■ EXERCISE OBJECTIVE ■
How many lines of the material below contain the string "LIKE"? Answer with the number and nothing else.

■ MATERIAL ■

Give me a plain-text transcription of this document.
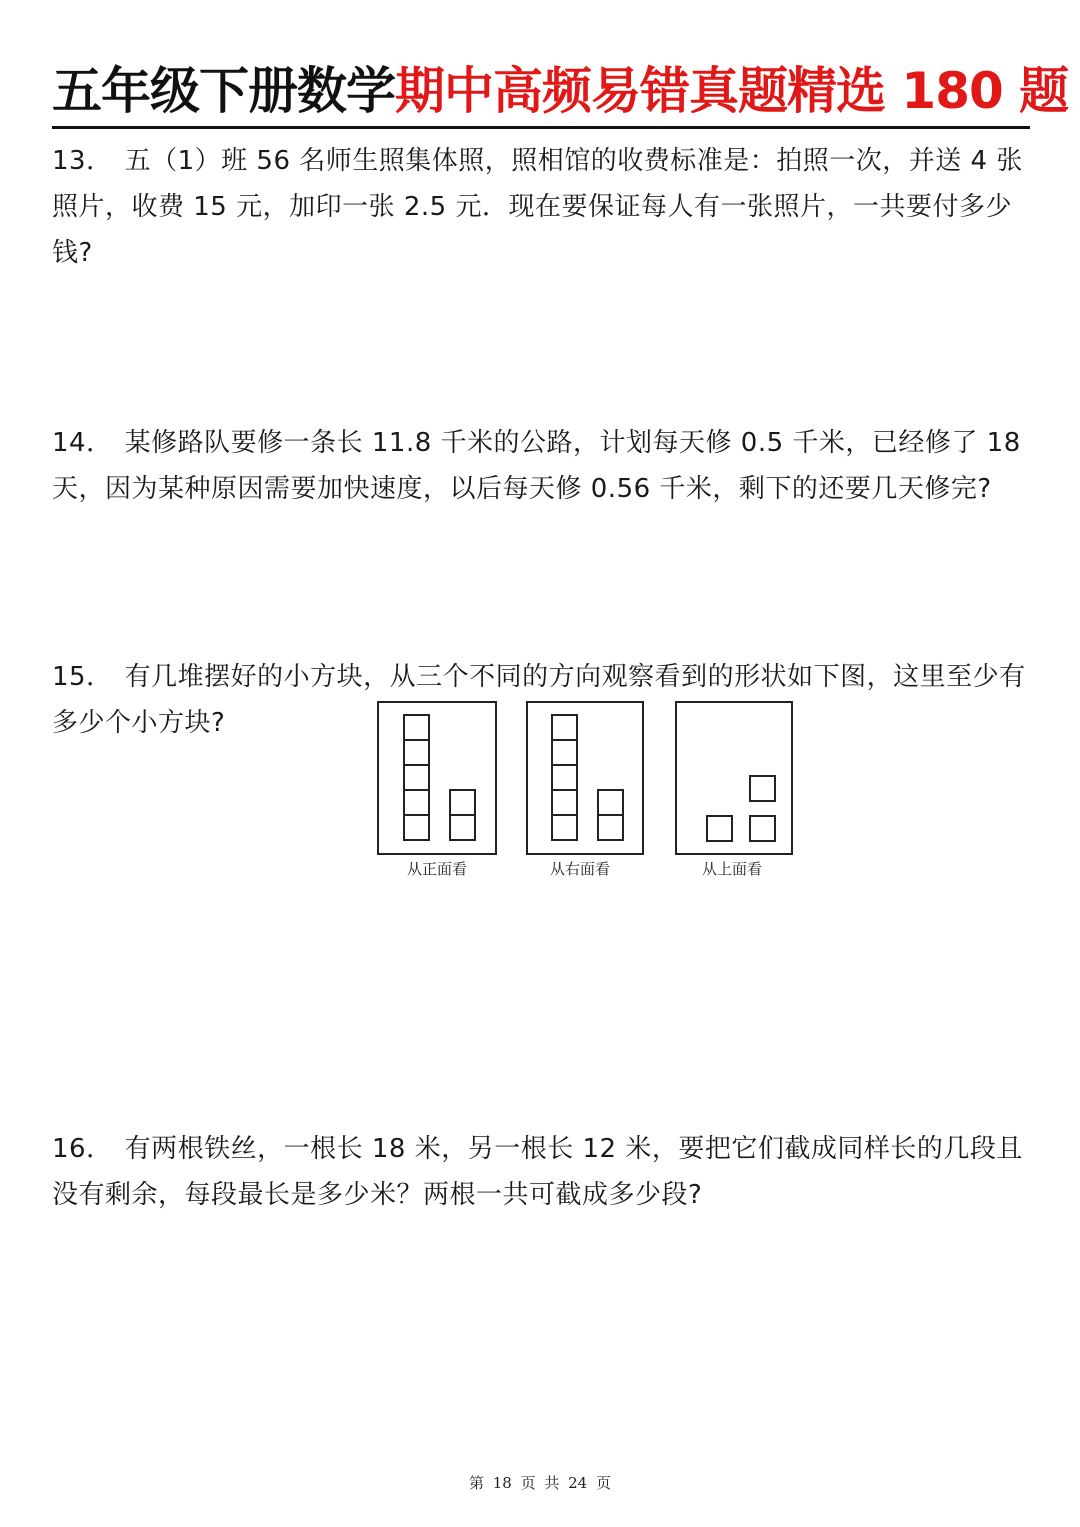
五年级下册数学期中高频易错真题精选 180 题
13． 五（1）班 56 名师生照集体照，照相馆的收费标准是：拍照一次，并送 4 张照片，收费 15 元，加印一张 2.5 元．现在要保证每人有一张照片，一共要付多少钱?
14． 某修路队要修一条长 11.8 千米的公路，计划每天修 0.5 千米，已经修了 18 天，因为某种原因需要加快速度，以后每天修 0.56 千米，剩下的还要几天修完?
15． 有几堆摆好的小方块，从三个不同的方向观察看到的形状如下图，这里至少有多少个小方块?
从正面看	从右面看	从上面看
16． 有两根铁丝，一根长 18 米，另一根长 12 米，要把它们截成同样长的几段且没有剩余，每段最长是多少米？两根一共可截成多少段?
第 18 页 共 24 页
---
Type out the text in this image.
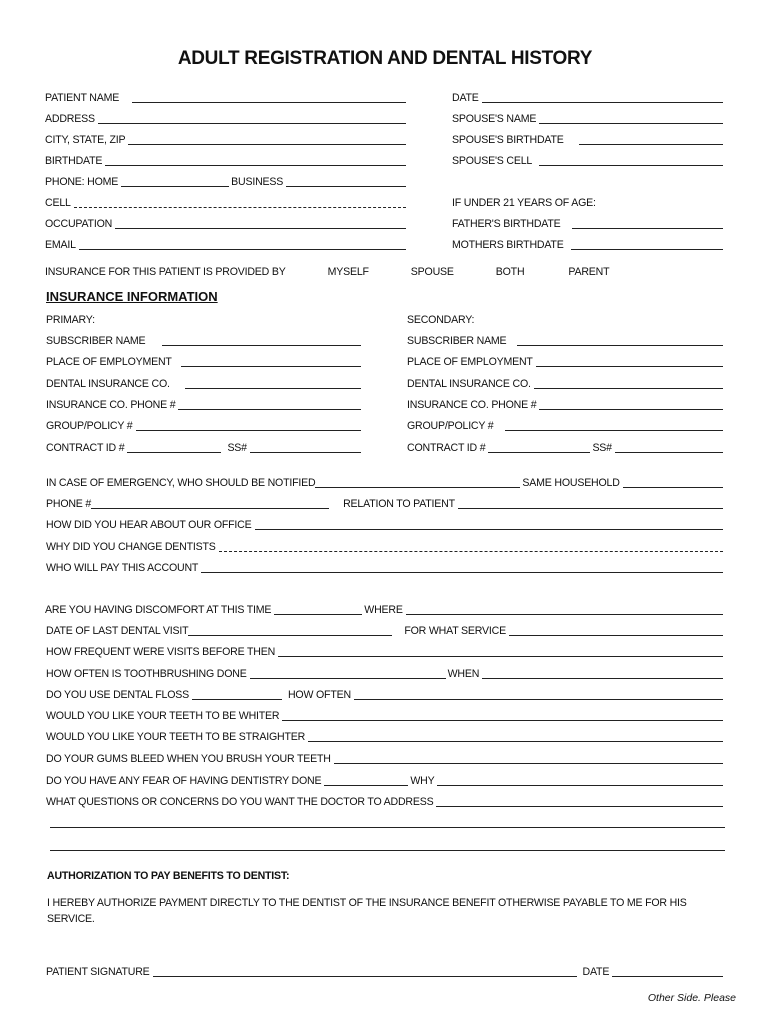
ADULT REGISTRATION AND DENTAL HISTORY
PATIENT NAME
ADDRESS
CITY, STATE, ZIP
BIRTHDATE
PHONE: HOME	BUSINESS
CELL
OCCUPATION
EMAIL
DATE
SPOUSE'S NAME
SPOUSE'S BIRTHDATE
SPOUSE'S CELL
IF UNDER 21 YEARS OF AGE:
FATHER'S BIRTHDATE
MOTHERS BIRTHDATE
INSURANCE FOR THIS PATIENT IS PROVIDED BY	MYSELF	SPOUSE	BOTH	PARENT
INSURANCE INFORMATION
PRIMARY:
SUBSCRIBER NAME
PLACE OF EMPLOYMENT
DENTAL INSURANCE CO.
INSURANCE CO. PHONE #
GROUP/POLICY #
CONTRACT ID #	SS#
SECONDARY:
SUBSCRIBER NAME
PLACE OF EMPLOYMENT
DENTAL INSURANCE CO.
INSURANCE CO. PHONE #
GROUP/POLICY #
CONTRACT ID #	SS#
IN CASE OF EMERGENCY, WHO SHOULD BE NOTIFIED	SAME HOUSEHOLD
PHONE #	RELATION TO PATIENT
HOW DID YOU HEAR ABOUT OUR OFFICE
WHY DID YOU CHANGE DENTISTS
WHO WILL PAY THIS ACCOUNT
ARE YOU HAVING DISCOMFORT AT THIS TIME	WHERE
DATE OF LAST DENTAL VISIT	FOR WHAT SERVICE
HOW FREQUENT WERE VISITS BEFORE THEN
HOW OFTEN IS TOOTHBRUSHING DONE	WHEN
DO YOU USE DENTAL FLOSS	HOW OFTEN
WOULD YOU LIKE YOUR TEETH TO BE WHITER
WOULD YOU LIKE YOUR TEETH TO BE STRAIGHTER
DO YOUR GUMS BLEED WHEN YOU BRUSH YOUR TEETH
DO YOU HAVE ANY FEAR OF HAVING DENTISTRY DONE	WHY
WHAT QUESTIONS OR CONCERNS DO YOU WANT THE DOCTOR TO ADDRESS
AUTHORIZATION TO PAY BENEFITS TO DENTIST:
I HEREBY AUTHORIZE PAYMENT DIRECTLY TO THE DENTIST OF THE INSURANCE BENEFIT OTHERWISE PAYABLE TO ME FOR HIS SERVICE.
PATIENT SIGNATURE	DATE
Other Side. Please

■ ANSWER TO THE TASK ■
2